List each line of the data that holds the string "Master", please.

Dataset records:
• • • •

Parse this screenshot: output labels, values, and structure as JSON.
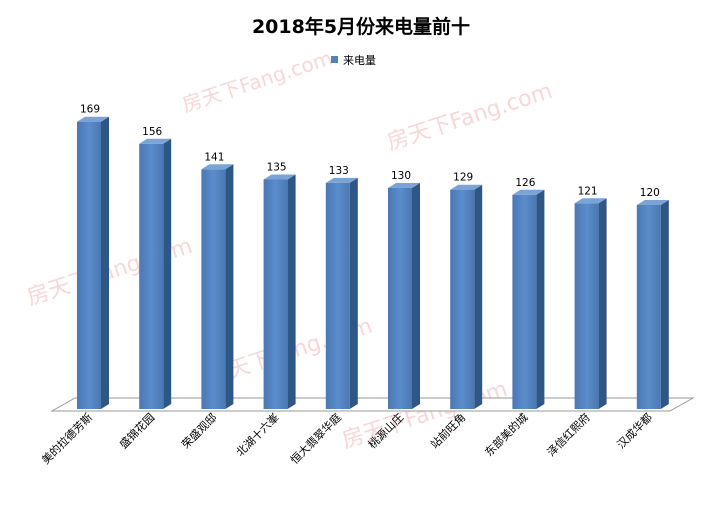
{
  "chart_data": {
    "type": "bar",
    "title": "2018年5月份来电量前十",
    "legend": "top",
    "series": [
      {
        "name": "来电量",
        "color": "#4f81bd",
        "values": [
          169,
          156,
          141,
          135,
          133,
          130,
          129,
          126,
          121,
          120
        ]
      }
    ],
    "categories": [
      "美的拉德芳斯",
      "盛锦花园",
      "荣盛观邸",
      "北湖十六峯",
      "恒大翡翠华庭",
      "桃源山庄",
      "站前旺角",
      "东部美的城",
      "泽信红熙府",
      "汉成华都"
    ],
    "ylim": [
      0,
      180
    ],
    "grid": false
  },
  "watermark": "房天下Fang.com"
}
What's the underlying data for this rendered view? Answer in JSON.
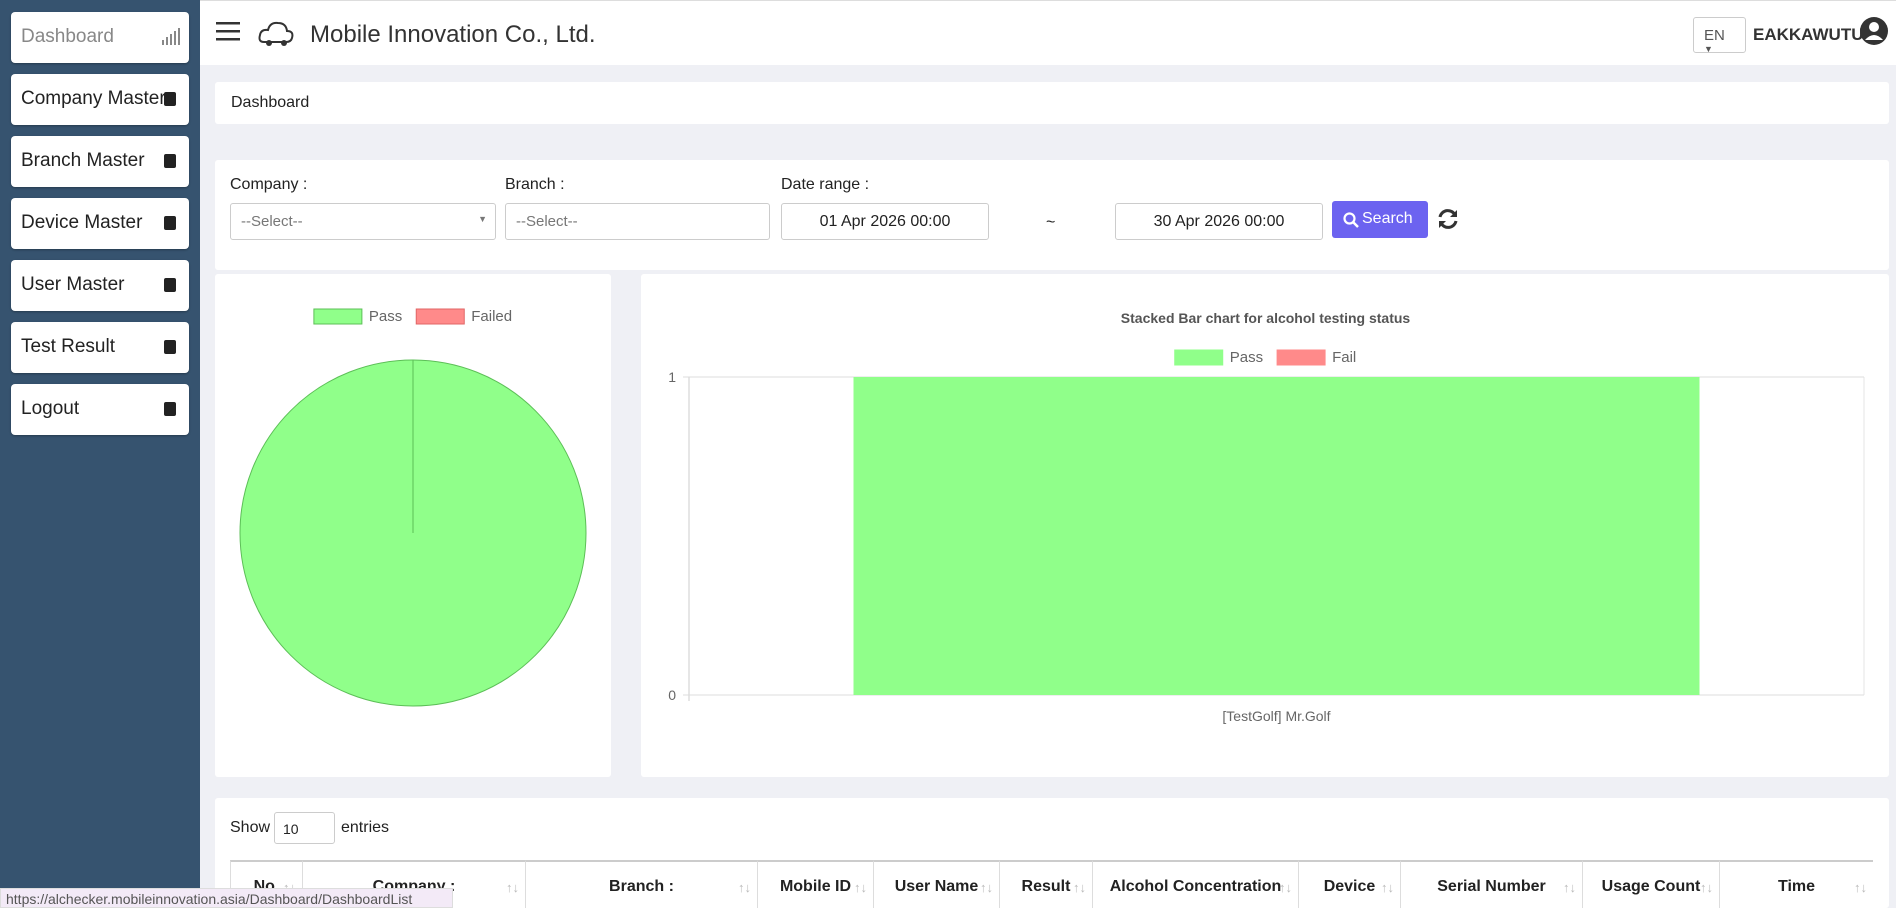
{
  "menu": [
    "Dashboard",
    "Company Master",
    "Branch Master",
    "Device Master",
    "User Master",
    "Test Result",
    "Logout"
  ],
  "header": {
    "title": "Mobile Innovation Co., Ltd.",
    "language": "EN",
    "user": "EAKKAWUTU"
  },
  "breadcrumb": "Dashboard",
  "filters": {
    "company_label": "Company :",
    "company_value": "--Select--",
    "branch_label": "Branch :",
    "branch_value": "--Select--",
    "date_label": "Date range :",
    "date_from": "01 Apr 2026 00:00",
    "separator": "~",
    "date_to": "30 Apr 2026 00:00",
    "search": "Search"
  },
  "chart_data": [
    {
      "type": "pie",
      "categories": [
        "Pass",
        "Failed"
      ],
      "values": [
        1,
        0
      ],
      "colors": [
        "#90ff8a",
        "#ff8a8a"
      ],
      "stroke_colors": [
        "#5cbf57",
        "#e06666"
      ]
    },
    {
      "type": "bar",
      "stacked": true,
      "title": "Stacked Bar chart for alcohol testing status",
      "categories": [
        "[TestGolf] Mr.Golf"
      ],
      "series": [
        {
          "name": "Pass",
          "color": "#90ff8a",
          "values": [
            1
          ]
        },
        {
          "name": "Fail",
          "color": "#ff8a8a",
          "values": [
            0
          ]
        }
      ],
      "ylim": [
        0,
        1
      ],
      "yticks": [
        0,
        1
      ],
      "grid": true
    }
  ],
  "table": {
    "show": "Show",
    "page_size": "10",
    "entries": "entries",
    "headers": [
      "No.",
      "Company :",
      "Branch :",
      "Mobile ID",
      "User Name",
      "Result",
      "Alcohol Concentration",
      "Device",
      "Serial Number",
      "Usage Count",
      "Time"
    ]
  },
  "status_url": "https://alchecker.mobileinnovation.asia/Dashboard/DashboardList"
}
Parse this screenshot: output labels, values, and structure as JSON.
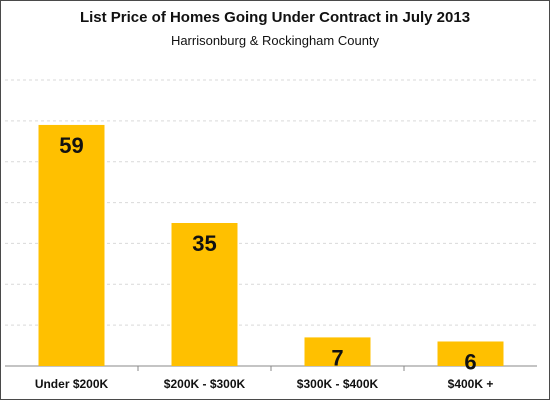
{
  "chart_data": {
    "type": "bar",
    "title": "List Price of Homes Going Under Contract in July 2013",
    "subtitle": "Harrisonburg  & Rockingham County",
    "categories": [
      "Under $200K",
      "$200K - $300K",
      "$300K - $400K",
      "$400K +"
    ],
    "values": [
      59,
      35,
      7,
      6
    ],
    "data_labels": [
      "59",
      "35",
      "7",
      "6"
    ],
    "ylim": [
      0,
      70
    ],
    "grid": true,
    "bar_color": "#FFC000",
    "legend": "none"
  }
}
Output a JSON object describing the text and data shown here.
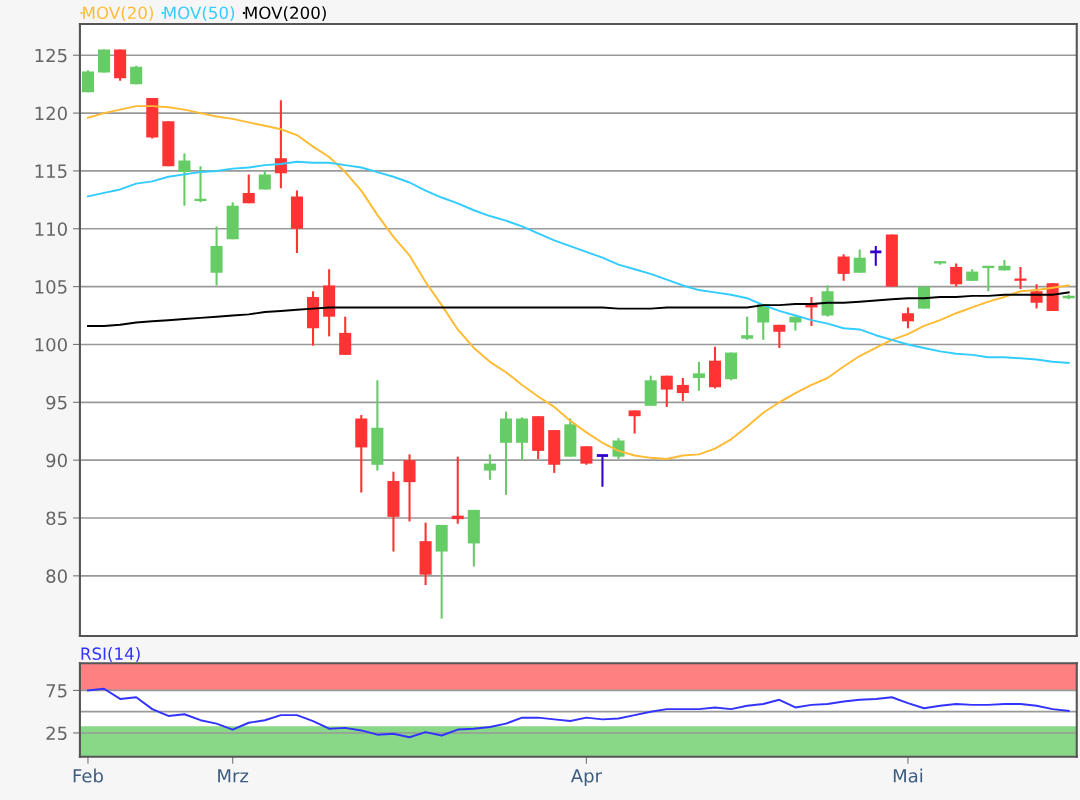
{
  "chart_data": [
    {
      "type": "candlestick",
      "legend": "top left",
      "grid": "y",
      "tick_labels": "y",
      "ylim": [
        74.8,
        127.7
      ],
      "yticks": [
        80,
        85,
        90,
        95,
        100,
        105,
        110,
        115,
        120,
        125
      ],
      "ohlc": [
        [
          121.8,
          123.7,
          121.8,
          123.6
        ],
        [
          123.5,
          125.5,
          123.5,
          125.5
        ],
        [
          125.5,
          125.5,
          122.8,
          123.0
        ],
        [
          122.5,
          124.1,
          122.5,
          124.0
        ],
        [
          121.3,
          121.3,
          117.8,
          117.9
        ],
        [
          119.3,
          119.3,
          115.4,
          115.4
        ],
        [
          114.9,
          116.5,
          112.0,
          115.9
        ],
        [
          112.4,
          115.4,
          112.3,
          112.6
        ],
        [
          106.2,
          110.2,
          105.1,
          108.5
        ],
        [
          109.1,
          112.3,
          109.1,
          112.0
        ],
        [
          113.1,
          114.7,
          112.2,
          112.2
        ],
        [
          113.4,
          115.0,
          113.4,
          114.7
        ],
        [
          116.1,
          121.1,
          113.5,
          114.8
        ],
        [
          112.8,
          113.3,
          107.9,
          110.0
        ],
        [
          104.1,
          104.6,
          99.9,
          101.4
        ],
        [
          105.1,
          106.5,
          100.7,
          102.4
        ],
        [
          101.0,
          102.4,
          99.1,
          99.1
        ],
        [
          93.6,
          93.9,
          87.2,
          91.1
        ],
        [
          89.6,
          96.9,
          89.1,
          92.8
        ],
        [
          88.2,
          89.0,
          82.1,
          85.1
        ],
        [
          90.0,
          90.5,
          84.7,
          88.1
        ],
        [
          83.0,
          84.6,
          79.2,
          80.1
        ],
        [
          82.1,
          84.4,
          76.3,
          84.4
        ],
        [
          85.2,
          90.3,
          84.5,
          84.9
        ],
        [
          82.8,
          85.7,
          80.8,
          85.7
        ],
        [
          89.1,
          90.5,
          88.3,
          89.7
        ],
        [
          91.5,
          94.2,
          87.0,
          93.6
        ],
        [
          91.5,
          93.7,
          90.0,
          93.6
        ],
        [
          93.8,
          93.8,
          90.1,
          90.8
        ],
        [
          92.6,
          92.6,
          88.9,
          89.6
        ],
        [
          90.3,
          93.6,
          90.3,
          93.1
        ],
        [
          91.2,
          91.2,
          89.6,
          89.7
        ],
        [
          90.4,
          90.4,
          87.7,
          90.4
        ],
        [
          90.3,
          91.9,
          90.1,
          91.7
        ],
        [
          94.3,
          94.3,
          92.3,
          93.8
        ],
        [
          94.7,
          97.3,
          94.7,
          96.9
        ],
        [
          97.3,
          97.3,
          94.6,
          96.1
        ],
        [
          96.5,
          97.1,
          95.1,
          95.8
        ],
        [
          97.1,
          98.5,
          96.0,
          97.5
        ],
        [
          98.6,
          99.8,
          96.2,
          96.3
        ],
        [
          97.0,
          99.3,
          96.9,
          99.3
        ],
        [
          100.5,
          102.4,
          100.4,
          100.8
        ],
        [
          101.9,
          103.5,
          100.4,
          103.5
        ],
        [
          101.7,
          101.7,
          99.7,
          101.1
        ],
        [
          101.9,
          102.4,
          101.2,
          102.4
        ],
        [
          103.5,
          104.1,
          101.6,
          103.2
        ],
        [
          102.5,
          105.1,
          102.4,
          104.6
        ],
        [
          107.6,
          107.8,
          105.5,
          106.1
        ],
        [
          106.2,
          108.2,
          106.2,
          107.5
        ],
        [
          108.0,
          108.5,
          106.8,
          108.0
        ],
        [
          109.5,
          109.5,
          105.0,
          105.0
        ],
        [
          102.7,
          103.2,
          101.4,
          102.0
        ],
        [
          103.1,
          105.0,
          103.1,
          105.0
        ],
        [
          107.0,
          107.2,
          106.9,
          107.2
        ],
        [
          106.7,
          107.0,
          105.0,
          105.2
        ],
        [
          105.5,
          106.5,
          105.5,
          106.3
        ],
        [
          106.6,
          106.8,
          104.6,
          106.8
        ],
        [
          106.4,
          107.3,
          106.4,
          106.8
        ],
        [
          105.7,
          106.7,
          104.8,
          105.5
        ],
        [
          104.6,
          105.2,
          103.1,
          103.6
        ],
        [
          105.3,
          105.3,
          102.9,
          102.9
        ],
        [
          104.0,
          104.3,
          103.9,
          104.2
        ]
      ],
      "colors": [
        "#66cc66",
        "#66cc66",
        "#ff3333",
        "#66cc66",
        "#ff3333",
        "#ff3333",
        "#66cc66",
        "#66cc66",
        "#66cc66",
        "#66cc66",
        "#ff3333",
        "#66cc66",
        "#ff3333",
        "#ff3333",
        "#ff3333",
        "#ff3333",
        "#ff3333",
        "#ff3333",
        "#66cc66",
        "#ff3333",
        "#ff3333",
        "#ff3333",
        "#66cc66",
        "#ff3333",
        "#66cc66",
        "#66cc66",
        "#66cc66",
        "#66cc66",
        "#ff3333",
        "#ff3333",
        "#66cc66",
        "#ff3333",
        "#3300cc",
        "#66cc66",
        "#ff3333",
        "#66cc66",
        "#ff3333",
        "#ff3333",
        "#66cc66",
        "#ff3333",
        "#66cc66",
        "#66cc66",
        "#66cc66",
        "#ff3333",
        "#66cc66",
        "#ff3333",
        "#66cc66",
        "#ff3333",
        "#66cc66",
        "#3300cc",
        "#ff3333",
        "#ff3333",
        "#66cc66",
        "#66cc66",
        "#ff3333",
        "#66cc66",
        "#66cc66",
        "#66cc66",
        "#ff3333",
        "#ff3333",
        "#ff3333",
        "#66cc66"
      ],
      "series": [
        {
          "name": "MOV(20)",
          "type": "line",
          "color": "#ffbb33",
          "values": [
            119.6,
            120.0,
            120.3,
            120.6,
            120.6,
            120.5,
            120.3,
            120.0,
            119.7,
            119.5,
            119.2,
            118.9,
            118.6,
            118.1,
            117.1,
            116.2,
            114.9,
            113.3,
            111.2,
            109.3,
            107.7,
            105.4,
            103.4,
            101.3,
            99.7,
            98.5,
            97.6,
            96.5,
            95.5,
            94.6,
            93.4,
            92.4,
            91.5,
            90.8,
            90.4,
            90.2,
            90.1,
            90.4,
            90.5,
            91.0,
            91.8,
            92.9,
            94.1,
            95.0,
            95.8,
            96.5,
            97.1,
            98.1,
            99.0,
            99.7,
            100.4,
            100.9,
            101.6,
            102.1,
            102.7,
            103.2,
            103.7,
            104.1,
            104.6,
            104.7,
            104.9,
            105.1
          ]
        },
        {
          "name": "MOV(50)",
          "type": "line",
          "color": "#33ccff",
          "values": [
            112.8,
            113.1,
            113.4,
            113.9,
            114.1,
            114.5,
            114.7,
            114.9,
            115.0,
            115.2,
            115.3,
            115.5,
            115.6,
            115.8,
            115.7,
            115.7,
            115.5,
            115.3,
            114.9,
            114.5,
            114.0,
            113.3,
            112.7,
            112.2,
            111.6,
            111.1,
            110.7,
            110.2,
            109.6,
            109.0,
            108.5,
            108.0,
            107.5,
            106.9,
            106.5,
            106.1,
            105.6,
            105.1,
            104.7,
            104.5,
            104.3,
            104.0,
            103.4,
            102.9,
            102.5,
            102.1,
            101.8,
            101.4,
            101.3,
            100.8,
            100.4,
            100.0,
            99.7,
            99.4,
            99.2,
            99.1,
            98.9,
            98.9,
            98.8,
            98.7,
            98.5,
            98.4
          ]
        },
        {
          "name": "MOV(200)",
          "type": "line",
          "color": "#000000",
          "values": [
            101.6,
            101.6,
            101.7,
            101.9,
            102.0,
            102.1,
            102.2,
            102.3,
            102.4,
            102.5,
            102.6,
            102.8,
            102.9,
            103.0,
            103.1,
            103.2,
            103.2,
            103.2,
            103.2,
            103.2,
            103.2,
            103.2,
            103.2,
            103.2,
            103.2,
            103.2,
            103.2,
            103.2,
            103.2,
            103.2,
            103.2,
            103.2,
            103.2,
            103.1,
            103.1,
            103.1,
            103.2,
            103.2,
            103.2,
            103.2,
            103.2,
            103.2,
            103.4,
            103.4,
            103.5,
            103.5,
            103.6,
            103.6,
            103.7,
            103.8,
            103.9,
            104.0,
            104.0,
            104.1,
            104.1,
            104.2,
            104.2,
            104.3,
            104.3,
            104.3,
            104.3,
            104.5
          ]
        }
      ]
    },
    {
      "type": "line",
      "title": "RSI(14)",
      "grid": "y",
      "categories": [
        "Feb",
        null,
        null,
        null,
        null,
        null,
        null,
        null,
        null,
        "Mrz",
        null,
        null,
        null,
        null,
        null,
        null,
        null,
        null,
        null,
        null,
        null,
        null,
        null,
        null,
        null,
        null,
        null,
        null,
        null,
        null,
        null,
        "Apr",
        null,
        null,
        null,
        null,
        null,
        null,
        null,
        null,
        null,
        null,
        null,
        null,
        null,
        null,
        null,
        null,
        null,
        null,
        null,
        "Mai",
        null,
        null,
        null,
        null,
        null,
        null,
        null,
        null,
        null,
        null
      ],
      "ylim": [
        -3,
        107
      ],
      "yticks": [
        25,
        75
      ],
      "bands": [
        {
          "axis": "y",
          "from": 75,
          "to": 107,
          "color": "#ff8080"
        },
        {
          "axis": "y",
          "from": -3,
          "to": 33,
          "color": "#88d888"
        }
      ],
      "ref_lines": [
        {
          "axis": "y",
          "value": 50,
          "color": "#999999"
        }
      ],
      "series": [
        {
          "color": "#3333ff",
          "values": [
            75,
            77,
            65,
            67,
            53,
            45,
            47,
            40,
            36,
            29,
            37,
            40,
            46,
            46,
            39,
            30,
            31,
            28,
            23,
            24,
            20,
            26,
            22,
            29,
            30,
            32,
            36,
            43,
            43,
            41,
            39,
            43,
            41,
            42,
            46,
            50,
            53,
            53,
            53,
            55,
            53,
            57,
            59,
            64,
            55,
            58,
            59,
            62,
            64,
            65,
            67,
            60,
            54,
            57,
            59,
            58,
            58,
            59,
            59,
            57,
            53,
            51
          ]
        }
      ]
    }
  ]
}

• • • •

• [FULL ANSWER]
    "Company Master",
    "Branch Master",
    "Device Master",
    "User Master",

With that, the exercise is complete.